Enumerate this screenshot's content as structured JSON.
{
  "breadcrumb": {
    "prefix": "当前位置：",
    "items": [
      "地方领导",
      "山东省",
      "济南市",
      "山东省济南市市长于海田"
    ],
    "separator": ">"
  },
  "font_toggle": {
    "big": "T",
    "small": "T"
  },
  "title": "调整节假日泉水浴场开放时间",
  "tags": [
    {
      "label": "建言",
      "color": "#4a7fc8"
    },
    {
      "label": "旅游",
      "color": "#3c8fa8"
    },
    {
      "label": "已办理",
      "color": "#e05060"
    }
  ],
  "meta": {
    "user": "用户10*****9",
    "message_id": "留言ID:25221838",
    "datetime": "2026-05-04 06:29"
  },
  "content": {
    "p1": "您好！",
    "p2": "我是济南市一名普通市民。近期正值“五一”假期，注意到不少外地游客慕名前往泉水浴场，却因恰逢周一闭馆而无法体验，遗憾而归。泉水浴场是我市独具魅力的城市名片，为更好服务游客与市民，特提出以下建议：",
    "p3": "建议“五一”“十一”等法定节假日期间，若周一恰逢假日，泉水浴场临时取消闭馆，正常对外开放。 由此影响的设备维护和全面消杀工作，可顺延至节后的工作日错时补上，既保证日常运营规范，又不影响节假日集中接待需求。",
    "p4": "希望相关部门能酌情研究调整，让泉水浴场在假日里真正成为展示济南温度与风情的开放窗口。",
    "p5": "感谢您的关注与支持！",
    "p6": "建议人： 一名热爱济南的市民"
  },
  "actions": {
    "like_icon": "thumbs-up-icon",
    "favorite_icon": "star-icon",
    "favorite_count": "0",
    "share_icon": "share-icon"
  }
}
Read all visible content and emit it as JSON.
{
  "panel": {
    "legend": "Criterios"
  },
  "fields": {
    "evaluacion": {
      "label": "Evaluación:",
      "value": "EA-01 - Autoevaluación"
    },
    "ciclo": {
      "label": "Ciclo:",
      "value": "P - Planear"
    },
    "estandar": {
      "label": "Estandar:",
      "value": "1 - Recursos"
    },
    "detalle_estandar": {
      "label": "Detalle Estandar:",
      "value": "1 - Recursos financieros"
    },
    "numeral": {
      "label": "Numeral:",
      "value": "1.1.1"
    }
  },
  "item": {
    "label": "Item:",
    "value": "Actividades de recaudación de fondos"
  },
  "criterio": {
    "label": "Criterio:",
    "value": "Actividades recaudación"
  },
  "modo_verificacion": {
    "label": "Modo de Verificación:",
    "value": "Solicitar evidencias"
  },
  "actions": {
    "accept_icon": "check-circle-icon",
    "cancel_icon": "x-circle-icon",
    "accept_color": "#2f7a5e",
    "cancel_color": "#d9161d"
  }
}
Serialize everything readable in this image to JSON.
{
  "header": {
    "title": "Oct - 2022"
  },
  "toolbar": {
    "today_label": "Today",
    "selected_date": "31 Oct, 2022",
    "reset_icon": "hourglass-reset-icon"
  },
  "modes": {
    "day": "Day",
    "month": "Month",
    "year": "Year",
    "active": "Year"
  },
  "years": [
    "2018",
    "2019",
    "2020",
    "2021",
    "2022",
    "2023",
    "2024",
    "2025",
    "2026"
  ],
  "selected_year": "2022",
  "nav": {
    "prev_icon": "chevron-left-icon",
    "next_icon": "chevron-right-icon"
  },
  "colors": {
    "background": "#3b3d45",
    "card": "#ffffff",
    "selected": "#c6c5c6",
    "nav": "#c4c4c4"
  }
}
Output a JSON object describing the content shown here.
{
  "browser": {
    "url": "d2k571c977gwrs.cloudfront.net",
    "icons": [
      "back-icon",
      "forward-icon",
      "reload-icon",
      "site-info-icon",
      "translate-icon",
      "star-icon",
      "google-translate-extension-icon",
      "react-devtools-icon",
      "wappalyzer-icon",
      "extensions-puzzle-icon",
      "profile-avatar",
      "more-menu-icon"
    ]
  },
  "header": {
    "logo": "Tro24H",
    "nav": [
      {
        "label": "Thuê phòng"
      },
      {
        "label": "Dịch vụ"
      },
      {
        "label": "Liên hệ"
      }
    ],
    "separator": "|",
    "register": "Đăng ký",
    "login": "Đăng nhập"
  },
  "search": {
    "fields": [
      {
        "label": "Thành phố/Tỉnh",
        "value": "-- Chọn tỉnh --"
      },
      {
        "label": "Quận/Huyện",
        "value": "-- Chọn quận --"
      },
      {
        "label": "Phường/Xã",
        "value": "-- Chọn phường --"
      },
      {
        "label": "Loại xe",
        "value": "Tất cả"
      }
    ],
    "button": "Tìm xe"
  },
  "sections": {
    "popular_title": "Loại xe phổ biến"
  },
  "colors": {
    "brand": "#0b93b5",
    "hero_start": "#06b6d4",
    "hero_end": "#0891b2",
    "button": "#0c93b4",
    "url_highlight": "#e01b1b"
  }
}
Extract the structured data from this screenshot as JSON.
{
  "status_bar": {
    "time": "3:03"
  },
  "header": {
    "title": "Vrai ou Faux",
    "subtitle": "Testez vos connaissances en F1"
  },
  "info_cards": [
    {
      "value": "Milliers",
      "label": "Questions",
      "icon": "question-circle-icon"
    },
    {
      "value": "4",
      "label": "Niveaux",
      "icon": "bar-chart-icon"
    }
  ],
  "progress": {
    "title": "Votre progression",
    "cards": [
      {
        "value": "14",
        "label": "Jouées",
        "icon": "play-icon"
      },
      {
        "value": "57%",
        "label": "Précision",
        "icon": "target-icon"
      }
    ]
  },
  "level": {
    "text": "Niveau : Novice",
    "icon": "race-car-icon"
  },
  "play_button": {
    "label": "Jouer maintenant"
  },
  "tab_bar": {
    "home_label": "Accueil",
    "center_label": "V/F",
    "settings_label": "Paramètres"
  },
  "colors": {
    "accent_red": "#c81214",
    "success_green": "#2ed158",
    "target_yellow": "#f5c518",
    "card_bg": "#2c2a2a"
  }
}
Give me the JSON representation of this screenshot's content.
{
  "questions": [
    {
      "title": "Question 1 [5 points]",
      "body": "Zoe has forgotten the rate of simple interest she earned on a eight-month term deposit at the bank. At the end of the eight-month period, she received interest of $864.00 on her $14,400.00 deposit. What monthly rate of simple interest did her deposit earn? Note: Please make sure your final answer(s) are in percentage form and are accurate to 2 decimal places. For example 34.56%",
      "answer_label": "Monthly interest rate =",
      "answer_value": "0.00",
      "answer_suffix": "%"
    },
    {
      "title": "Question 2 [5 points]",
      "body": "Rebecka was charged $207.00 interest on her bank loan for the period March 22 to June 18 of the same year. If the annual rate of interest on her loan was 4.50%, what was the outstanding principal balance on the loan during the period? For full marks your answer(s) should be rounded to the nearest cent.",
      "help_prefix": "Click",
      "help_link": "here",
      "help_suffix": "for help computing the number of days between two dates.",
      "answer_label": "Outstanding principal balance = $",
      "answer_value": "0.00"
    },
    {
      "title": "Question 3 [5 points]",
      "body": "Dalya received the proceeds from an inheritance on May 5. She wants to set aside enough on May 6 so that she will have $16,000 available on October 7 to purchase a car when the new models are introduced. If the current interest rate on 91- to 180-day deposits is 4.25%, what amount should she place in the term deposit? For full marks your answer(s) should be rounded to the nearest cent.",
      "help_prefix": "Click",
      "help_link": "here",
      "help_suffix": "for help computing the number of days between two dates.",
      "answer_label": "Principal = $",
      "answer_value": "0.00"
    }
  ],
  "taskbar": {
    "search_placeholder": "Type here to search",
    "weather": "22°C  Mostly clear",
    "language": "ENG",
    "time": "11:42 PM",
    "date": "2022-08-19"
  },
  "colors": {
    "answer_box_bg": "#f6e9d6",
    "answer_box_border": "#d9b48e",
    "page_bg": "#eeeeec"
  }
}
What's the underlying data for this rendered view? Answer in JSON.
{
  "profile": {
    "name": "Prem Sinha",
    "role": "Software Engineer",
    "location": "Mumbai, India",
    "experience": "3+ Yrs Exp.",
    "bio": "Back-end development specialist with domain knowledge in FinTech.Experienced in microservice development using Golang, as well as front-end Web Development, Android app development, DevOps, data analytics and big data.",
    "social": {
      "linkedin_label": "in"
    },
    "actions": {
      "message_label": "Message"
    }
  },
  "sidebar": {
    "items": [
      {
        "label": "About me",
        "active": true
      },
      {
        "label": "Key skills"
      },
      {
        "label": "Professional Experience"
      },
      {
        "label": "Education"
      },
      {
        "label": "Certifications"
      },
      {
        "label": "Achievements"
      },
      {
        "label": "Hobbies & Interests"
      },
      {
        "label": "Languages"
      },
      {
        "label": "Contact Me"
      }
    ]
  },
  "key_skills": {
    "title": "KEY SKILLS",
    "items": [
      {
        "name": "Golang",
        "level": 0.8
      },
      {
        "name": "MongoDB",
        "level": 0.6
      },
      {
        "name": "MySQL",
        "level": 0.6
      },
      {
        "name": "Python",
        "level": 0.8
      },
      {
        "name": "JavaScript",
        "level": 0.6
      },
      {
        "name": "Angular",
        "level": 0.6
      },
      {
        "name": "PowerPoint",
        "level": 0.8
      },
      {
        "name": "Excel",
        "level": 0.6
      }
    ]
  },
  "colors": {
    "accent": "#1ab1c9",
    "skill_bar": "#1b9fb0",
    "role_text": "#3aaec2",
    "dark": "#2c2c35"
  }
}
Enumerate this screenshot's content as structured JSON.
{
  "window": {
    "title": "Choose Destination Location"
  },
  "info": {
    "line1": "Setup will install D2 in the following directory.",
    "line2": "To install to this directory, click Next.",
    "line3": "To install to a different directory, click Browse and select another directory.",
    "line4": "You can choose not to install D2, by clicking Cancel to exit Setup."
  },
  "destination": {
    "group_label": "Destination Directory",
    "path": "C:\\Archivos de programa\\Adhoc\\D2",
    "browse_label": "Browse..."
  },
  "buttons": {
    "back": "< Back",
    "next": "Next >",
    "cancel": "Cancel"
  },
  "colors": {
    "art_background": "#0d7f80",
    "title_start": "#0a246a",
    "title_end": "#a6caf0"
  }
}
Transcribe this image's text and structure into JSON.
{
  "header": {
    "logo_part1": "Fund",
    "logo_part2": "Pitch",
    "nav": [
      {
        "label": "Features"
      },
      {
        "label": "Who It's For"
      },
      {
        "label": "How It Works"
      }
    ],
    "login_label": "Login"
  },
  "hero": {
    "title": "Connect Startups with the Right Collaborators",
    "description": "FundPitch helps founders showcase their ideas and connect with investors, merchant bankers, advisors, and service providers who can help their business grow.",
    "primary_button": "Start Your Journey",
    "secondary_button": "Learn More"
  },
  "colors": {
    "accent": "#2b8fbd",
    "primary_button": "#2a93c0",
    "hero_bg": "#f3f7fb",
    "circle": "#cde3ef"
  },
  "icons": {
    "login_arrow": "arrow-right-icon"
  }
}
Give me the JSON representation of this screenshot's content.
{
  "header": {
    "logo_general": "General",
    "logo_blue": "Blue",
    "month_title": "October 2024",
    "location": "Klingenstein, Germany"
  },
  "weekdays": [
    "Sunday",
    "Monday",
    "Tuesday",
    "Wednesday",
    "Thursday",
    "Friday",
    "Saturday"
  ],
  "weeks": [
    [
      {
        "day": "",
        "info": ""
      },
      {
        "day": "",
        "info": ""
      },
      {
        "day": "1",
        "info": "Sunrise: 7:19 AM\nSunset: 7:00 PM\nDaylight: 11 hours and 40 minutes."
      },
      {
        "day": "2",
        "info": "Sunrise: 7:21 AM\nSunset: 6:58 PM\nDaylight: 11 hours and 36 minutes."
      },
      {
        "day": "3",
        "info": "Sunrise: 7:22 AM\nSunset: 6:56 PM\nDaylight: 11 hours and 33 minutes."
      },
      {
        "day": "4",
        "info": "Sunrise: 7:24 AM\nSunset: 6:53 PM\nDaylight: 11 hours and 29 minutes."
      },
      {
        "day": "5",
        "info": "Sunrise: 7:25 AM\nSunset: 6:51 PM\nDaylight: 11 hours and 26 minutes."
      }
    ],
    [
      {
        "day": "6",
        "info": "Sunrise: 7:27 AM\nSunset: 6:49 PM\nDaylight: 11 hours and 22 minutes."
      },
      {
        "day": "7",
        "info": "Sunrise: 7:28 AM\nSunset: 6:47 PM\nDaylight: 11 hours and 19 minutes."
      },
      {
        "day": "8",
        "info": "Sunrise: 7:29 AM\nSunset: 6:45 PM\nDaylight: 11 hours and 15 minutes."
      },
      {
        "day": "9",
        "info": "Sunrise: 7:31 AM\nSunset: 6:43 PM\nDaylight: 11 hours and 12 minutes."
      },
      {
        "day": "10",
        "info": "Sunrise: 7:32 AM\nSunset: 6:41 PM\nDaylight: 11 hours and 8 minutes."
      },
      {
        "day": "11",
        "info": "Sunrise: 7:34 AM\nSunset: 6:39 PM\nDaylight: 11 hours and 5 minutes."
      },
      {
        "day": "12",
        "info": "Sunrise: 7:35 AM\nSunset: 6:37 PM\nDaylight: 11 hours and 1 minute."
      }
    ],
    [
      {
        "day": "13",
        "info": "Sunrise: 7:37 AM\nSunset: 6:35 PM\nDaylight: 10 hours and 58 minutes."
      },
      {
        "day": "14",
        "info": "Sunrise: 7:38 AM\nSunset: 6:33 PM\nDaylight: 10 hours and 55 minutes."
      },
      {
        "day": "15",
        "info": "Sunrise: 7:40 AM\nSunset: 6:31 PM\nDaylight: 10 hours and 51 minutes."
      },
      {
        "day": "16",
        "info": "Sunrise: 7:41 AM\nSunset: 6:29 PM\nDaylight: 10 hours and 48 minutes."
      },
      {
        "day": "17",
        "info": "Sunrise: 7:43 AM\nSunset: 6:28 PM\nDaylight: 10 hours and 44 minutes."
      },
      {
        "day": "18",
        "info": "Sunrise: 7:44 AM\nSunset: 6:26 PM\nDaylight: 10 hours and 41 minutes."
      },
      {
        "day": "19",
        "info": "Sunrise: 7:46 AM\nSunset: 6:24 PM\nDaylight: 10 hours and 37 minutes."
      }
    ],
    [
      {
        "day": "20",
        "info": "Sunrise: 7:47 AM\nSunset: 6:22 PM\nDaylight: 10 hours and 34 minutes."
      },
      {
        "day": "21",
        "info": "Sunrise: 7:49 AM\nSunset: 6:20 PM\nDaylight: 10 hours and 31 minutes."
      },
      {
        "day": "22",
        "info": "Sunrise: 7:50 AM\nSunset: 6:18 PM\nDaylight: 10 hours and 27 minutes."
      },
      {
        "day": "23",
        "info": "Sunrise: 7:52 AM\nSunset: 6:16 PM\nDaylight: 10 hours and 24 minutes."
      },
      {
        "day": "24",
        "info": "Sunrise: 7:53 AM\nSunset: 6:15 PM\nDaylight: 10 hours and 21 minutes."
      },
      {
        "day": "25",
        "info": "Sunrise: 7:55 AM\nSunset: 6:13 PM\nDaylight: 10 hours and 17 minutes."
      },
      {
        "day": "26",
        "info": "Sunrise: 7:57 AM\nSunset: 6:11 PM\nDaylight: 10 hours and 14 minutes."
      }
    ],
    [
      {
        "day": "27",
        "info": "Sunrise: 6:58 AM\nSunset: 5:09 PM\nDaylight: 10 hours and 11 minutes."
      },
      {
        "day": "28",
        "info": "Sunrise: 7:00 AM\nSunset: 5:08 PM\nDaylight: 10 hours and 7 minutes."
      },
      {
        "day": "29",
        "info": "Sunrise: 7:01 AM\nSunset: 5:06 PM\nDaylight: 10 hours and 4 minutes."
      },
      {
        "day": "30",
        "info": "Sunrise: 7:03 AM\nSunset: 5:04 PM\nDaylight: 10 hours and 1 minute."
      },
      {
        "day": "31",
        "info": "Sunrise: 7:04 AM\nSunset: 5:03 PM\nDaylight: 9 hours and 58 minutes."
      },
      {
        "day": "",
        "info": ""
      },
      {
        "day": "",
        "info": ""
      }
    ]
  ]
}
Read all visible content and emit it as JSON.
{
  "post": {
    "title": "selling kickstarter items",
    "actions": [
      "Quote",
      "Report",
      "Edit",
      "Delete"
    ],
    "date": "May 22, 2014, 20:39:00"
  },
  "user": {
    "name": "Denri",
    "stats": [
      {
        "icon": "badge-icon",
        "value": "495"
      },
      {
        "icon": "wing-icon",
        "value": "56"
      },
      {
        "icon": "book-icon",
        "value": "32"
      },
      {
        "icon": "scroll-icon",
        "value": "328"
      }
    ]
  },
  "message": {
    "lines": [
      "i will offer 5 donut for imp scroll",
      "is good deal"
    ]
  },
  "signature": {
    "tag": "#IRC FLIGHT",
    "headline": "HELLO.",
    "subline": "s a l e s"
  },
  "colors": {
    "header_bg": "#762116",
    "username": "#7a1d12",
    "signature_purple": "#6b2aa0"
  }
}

*Aim*
Look over the listing. Pull out every line with the string "Chọn" in it.

*Solution for this exercise*
        "value": "-- Chọn tỉnh --"
        "value": "-- Chọn quận --"
        "value": "-- Chọn phường --"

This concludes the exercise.